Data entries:
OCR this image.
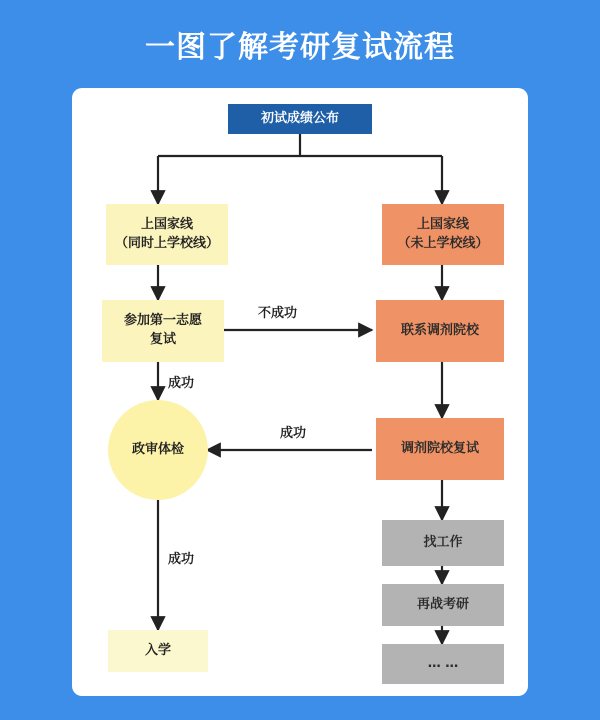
一图了解考研复试流程
初试成绩公布
上国家线
（同时上学校线）
上国家线
（未上学校线）
参加第一志愿
复试
联系调剂院校
政审体检	调剂院校复试
找工作
再战考研
… …
入学
不成功
成功
成功
成功
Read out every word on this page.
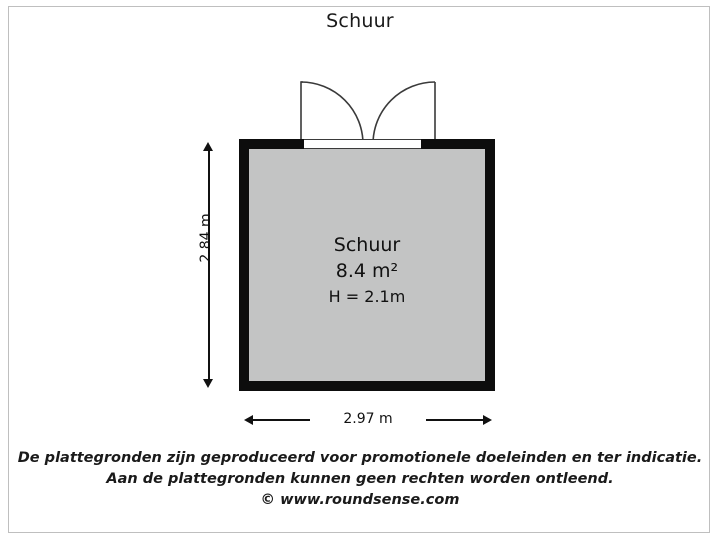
Schuur
Schuur
8.4 m²
H = 2.1m
2.84 m
2.97 m
De plattegronden zijn geproduceerd voor promotionele doeleinden en ter indicatie.
Aan de plattegronden kunnen geen rechten worden ontleend.
© www.roundsense.com
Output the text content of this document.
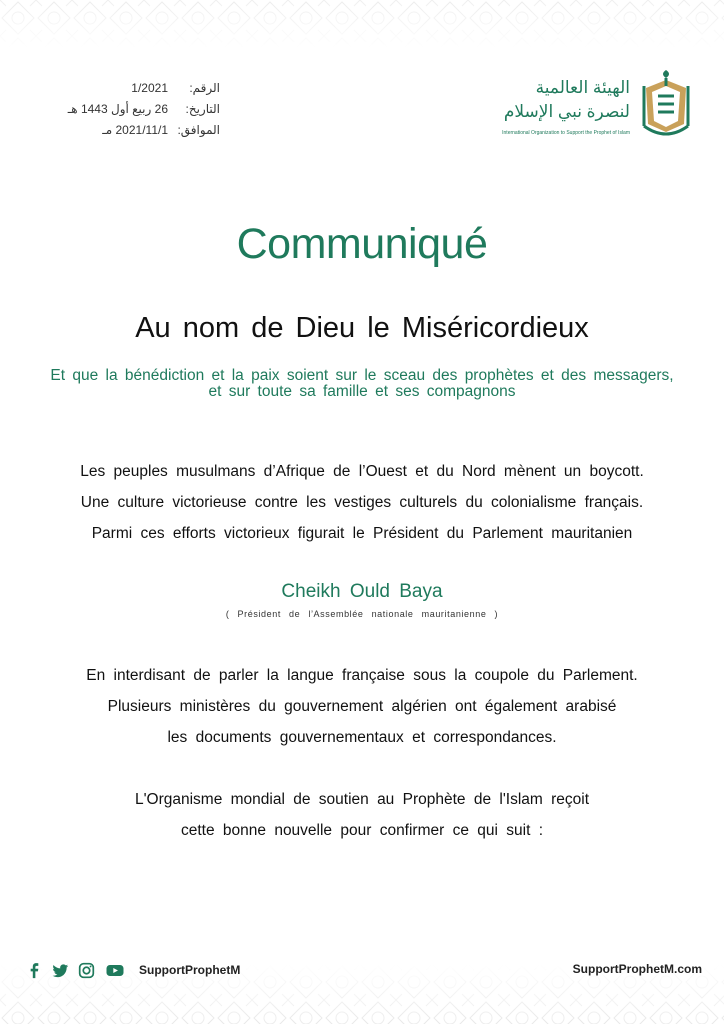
الرقم:
1/2021
التاريخ:
26 ربيع أول 1443 هـ
الموافق:
2021/11/1 مـ
الهيئة العالمية
لنصرة نبي الإسلام
International Organization to Support the Prophet of Islam
Communiqué
Au nom de Dieu le Miséricordieux
Et que la bénédiction et la paix soient sur le sceau des prophètes et des messagers,
et sur toute sa famille et ses compagnons
Les peuples musulmans d’Afrique de l’Ouest et du Nord mènent un boycott.
Une culture victorieuse contre les vestiges culturels du colonialisme français.
Parmi ces efforts victorieux figurait le Président du Parlement mauritanien
Cheikh Ould Baya
( Président de l’Assemblée nationale mauritanienne )
En interdisant de parler la langue française sous la coupole du Parlement.
Plusieurs ministères du gouvernement algérien ont également arabisé
les documents gouvernementaux et correspondances.
L'Organisme mondial de soutien au Prophète de l'Islam reçoit
cette bonne nouvelle pour confirmer ce qui suit :
SupportProphetM	SupportProphetM.com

TASK TO CARRY OUT:
Repeat the material verbatim. Do not carry over any picture.

SOLUTION BELOW:
OCR this image.
一图了解考研复试流程
初试成绩公布
上国家线
（同时上学校线）
上国家线
（未上学校线）
参加第一志愿
复试
联系调剂院校
政审体检	调剂院校复试
找工作
再战考研
… …
入学
不成功
成功
成功
成功
Read out every word on this page.
Schuur
Schuur
8.4 m²
H = 2.1m
2.84 m
2.97 m
De plattegronden zijn geproduceerd voor promotionele doeleinden en ter indicatie.
Aan de plattegronden kunnen geen rechten worden ontleend.
© www.roundsense.com
Output the text content of this document.
الرقم:
1/2021
التاريخ:
26 ربيع أول 1443 هـ
الموافق:
2021/11/1 مـ
الهيئة العالمية
لنصرة نبي الإسلام
International Organization to Support the Prophet of Islam
Communiqué
Au nom de Dieu le Miséricordieux
Et que la bénédiction et la paix soient sur le sceau des prophètes et des messagers,
et sur toute sa famille et ses compagnons
Les peuples musulmans d’Afrique de l’Ouest et du Nord mènent un boycott.
Une culture victorieuse contre les vestiges culturels du colonialisme français.
Parmi ces efforts victorieux figurait le Président du Parlement mauritanien
Cheikh Ould Baya
( Président de l’Assemblée nationale mauritanienne )
En interdisant de parler la langue française sous la coupole du Parlement.
Plusieurs ministères du gouvernement algérien ont également arabisé
les documents gouvernementaux et correspondances.
L'Organisme mondial de soutien au Prophète de l'Islam reçoit
cette bonne nouvelle pour confirmer ce qui suit :
SupportProphetM	SupportProphetM.com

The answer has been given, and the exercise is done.